_Task brief_
Search the material below for the string "Expression" and list each line that holds it.

[START OF Data section]

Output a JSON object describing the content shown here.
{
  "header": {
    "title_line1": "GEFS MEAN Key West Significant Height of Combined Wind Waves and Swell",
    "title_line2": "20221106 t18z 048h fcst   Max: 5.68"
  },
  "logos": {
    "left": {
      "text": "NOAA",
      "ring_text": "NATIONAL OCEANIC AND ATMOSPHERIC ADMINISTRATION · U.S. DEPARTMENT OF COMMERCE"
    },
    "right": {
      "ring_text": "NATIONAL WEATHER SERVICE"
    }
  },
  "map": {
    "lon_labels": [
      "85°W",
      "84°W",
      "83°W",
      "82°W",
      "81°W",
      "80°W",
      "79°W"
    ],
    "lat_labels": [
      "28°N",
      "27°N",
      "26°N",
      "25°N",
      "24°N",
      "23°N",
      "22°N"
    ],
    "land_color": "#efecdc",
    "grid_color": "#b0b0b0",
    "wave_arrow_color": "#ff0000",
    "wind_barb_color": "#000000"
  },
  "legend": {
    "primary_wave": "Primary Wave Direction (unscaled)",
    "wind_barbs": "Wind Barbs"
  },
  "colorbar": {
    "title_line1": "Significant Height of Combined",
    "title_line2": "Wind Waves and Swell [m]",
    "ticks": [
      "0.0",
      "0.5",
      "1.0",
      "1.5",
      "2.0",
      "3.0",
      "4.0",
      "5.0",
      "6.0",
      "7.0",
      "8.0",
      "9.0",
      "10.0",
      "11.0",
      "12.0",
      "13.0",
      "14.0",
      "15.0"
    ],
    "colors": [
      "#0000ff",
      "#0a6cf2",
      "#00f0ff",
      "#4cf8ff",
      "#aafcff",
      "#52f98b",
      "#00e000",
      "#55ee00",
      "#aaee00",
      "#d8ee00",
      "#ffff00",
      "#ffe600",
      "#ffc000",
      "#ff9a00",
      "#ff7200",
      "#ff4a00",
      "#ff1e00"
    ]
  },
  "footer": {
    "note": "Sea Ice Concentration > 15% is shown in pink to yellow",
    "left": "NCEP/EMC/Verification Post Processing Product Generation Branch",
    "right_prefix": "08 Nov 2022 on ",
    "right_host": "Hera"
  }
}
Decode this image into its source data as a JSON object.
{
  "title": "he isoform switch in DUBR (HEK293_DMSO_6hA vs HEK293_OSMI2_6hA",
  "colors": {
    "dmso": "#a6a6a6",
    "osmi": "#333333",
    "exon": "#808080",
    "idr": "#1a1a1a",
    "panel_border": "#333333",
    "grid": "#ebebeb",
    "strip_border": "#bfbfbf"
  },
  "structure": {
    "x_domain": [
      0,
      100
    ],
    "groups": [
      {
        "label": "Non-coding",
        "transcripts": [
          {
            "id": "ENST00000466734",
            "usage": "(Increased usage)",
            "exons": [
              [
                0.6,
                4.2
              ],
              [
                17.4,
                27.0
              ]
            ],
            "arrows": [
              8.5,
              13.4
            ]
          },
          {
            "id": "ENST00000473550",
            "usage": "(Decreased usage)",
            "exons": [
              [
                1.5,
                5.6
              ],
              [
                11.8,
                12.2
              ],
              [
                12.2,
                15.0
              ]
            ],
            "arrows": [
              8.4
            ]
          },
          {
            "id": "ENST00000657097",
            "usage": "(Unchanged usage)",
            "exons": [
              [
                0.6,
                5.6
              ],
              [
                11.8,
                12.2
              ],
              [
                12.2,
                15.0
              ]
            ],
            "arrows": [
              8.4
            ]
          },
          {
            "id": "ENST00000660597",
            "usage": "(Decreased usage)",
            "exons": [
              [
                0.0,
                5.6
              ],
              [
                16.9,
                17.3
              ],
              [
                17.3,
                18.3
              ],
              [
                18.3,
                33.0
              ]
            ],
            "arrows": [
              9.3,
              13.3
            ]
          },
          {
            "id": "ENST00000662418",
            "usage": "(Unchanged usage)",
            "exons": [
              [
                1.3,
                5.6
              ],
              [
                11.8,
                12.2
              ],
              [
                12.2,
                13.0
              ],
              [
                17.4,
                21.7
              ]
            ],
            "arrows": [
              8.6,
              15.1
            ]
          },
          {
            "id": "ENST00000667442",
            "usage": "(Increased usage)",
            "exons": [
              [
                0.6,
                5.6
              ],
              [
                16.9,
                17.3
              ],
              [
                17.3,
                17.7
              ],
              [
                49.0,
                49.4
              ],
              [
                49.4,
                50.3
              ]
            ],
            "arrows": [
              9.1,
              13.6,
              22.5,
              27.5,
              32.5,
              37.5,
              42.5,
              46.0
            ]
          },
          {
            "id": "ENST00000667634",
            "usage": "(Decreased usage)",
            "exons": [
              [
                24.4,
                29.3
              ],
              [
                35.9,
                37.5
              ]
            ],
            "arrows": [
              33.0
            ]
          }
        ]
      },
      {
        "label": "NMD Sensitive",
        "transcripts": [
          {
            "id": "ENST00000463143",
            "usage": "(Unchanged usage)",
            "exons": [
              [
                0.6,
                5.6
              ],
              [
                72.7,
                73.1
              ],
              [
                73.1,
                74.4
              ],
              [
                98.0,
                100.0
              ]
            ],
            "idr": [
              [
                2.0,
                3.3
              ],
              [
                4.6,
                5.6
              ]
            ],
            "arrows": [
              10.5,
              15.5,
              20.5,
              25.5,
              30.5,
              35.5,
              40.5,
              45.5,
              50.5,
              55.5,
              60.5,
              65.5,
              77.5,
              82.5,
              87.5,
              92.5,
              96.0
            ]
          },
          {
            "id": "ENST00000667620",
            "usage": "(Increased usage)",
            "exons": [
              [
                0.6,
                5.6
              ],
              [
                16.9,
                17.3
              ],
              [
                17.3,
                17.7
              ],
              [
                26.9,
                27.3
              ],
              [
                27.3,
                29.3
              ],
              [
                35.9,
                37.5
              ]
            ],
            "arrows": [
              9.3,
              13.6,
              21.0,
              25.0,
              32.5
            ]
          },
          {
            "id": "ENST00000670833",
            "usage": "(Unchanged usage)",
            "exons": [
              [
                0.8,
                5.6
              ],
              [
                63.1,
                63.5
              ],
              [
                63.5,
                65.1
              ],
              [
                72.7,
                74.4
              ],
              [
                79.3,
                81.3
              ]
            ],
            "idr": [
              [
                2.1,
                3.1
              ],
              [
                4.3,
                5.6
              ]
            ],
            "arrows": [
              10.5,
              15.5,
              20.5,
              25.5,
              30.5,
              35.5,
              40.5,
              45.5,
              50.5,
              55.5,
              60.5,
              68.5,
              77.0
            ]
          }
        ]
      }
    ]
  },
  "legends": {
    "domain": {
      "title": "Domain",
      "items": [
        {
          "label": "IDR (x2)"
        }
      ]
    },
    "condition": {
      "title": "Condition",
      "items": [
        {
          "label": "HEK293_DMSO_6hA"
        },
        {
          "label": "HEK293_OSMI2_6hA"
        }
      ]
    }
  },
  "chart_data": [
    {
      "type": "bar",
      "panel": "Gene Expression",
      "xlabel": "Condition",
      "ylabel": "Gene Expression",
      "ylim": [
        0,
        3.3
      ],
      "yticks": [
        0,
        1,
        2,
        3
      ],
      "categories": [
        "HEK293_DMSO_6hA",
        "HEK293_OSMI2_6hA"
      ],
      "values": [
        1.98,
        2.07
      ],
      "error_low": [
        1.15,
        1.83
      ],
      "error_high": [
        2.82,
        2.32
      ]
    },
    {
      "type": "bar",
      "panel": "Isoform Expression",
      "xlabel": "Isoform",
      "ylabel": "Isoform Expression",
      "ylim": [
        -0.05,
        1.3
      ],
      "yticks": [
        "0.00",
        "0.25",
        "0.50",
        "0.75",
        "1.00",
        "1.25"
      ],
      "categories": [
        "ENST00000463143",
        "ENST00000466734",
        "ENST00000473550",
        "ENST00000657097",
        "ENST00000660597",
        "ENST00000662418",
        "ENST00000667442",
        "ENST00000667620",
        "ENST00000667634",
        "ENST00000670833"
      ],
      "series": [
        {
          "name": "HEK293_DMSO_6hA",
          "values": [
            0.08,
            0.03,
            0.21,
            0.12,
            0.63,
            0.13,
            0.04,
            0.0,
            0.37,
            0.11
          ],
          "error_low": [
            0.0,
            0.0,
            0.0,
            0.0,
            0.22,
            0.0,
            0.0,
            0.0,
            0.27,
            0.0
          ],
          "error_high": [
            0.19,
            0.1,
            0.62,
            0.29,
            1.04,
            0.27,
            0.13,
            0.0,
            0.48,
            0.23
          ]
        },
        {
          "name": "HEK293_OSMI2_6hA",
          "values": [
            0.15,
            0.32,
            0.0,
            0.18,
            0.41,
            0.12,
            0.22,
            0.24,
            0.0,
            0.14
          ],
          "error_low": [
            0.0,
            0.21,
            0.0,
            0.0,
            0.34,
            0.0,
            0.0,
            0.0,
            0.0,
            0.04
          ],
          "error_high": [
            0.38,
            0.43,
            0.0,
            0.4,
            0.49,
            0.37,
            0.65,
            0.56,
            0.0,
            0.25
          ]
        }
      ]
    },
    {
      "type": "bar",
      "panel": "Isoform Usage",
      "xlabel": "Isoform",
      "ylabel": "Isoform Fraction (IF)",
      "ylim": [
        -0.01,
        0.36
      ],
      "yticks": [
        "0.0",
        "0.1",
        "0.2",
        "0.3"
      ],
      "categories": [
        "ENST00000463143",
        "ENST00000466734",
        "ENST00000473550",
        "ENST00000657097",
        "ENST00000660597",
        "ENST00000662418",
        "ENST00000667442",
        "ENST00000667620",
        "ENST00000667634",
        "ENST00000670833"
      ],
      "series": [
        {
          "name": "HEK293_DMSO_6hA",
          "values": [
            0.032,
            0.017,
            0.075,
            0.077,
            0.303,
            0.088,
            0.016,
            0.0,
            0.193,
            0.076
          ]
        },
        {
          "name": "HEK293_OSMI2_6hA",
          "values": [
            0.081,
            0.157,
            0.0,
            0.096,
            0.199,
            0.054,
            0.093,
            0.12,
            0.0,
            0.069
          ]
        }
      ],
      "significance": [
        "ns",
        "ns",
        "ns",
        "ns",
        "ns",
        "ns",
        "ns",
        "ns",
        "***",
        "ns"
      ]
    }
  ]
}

[END OF Data section]

_Right answer_
      "panel": "Gene Expression",
      "ylabel": "Gene Expression",
      "panel": "Isoform Expression",
      "ylabel": "Isoform Expression",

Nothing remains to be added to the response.